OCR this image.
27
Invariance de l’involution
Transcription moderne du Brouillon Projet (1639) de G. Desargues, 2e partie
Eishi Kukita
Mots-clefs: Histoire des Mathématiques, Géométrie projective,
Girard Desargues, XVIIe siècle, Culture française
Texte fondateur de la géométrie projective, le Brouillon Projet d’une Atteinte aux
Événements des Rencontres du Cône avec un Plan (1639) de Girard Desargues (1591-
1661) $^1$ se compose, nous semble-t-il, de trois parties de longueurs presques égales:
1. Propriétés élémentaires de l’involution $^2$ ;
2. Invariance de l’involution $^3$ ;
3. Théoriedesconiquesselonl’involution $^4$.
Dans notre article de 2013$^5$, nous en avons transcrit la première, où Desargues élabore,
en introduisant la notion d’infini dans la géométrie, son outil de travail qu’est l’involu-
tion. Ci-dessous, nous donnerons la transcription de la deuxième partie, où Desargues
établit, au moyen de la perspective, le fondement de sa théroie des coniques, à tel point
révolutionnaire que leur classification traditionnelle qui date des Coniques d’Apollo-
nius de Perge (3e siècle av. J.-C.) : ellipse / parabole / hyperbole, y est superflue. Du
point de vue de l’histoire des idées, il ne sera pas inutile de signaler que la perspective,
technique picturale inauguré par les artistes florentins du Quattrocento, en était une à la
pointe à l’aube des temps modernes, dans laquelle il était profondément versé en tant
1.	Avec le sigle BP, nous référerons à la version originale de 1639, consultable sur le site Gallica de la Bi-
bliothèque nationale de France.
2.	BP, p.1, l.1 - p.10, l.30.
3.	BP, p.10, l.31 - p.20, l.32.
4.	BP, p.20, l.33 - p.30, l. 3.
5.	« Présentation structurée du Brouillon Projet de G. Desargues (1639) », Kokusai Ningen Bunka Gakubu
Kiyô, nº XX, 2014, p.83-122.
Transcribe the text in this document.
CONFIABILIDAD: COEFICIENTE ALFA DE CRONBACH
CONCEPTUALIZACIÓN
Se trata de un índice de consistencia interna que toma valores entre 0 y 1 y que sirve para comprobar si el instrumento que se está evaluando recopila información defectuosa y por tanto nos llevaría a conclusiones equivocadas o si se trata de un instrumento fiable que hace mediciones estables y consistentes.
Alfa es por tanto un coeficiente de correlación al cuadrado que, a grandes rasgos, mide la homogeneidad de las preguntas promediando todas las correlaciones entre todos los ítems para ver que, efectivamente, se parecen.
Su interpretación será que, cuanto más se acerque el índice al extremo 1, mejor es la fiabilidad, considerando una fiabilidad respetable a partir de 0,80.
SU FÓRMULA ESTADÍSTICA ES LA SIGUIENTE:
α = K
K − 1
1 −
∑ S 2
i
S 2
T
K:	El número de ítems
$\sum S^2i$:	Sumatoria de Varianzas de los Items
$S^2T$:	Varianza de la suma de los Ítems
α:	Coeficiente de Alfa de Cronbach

======

• [WHAT NEEDS TO BE DONE]
Select every line in the records above that contains the word "siècle".

• [RESPONSE TO THE EXERCISE]
Girard Desargues, XVIIe siècle, Culture française
nius de Perge (3e siècle av. J.-C.) : ellipse / parabole / hyperbole, y est superflue. Du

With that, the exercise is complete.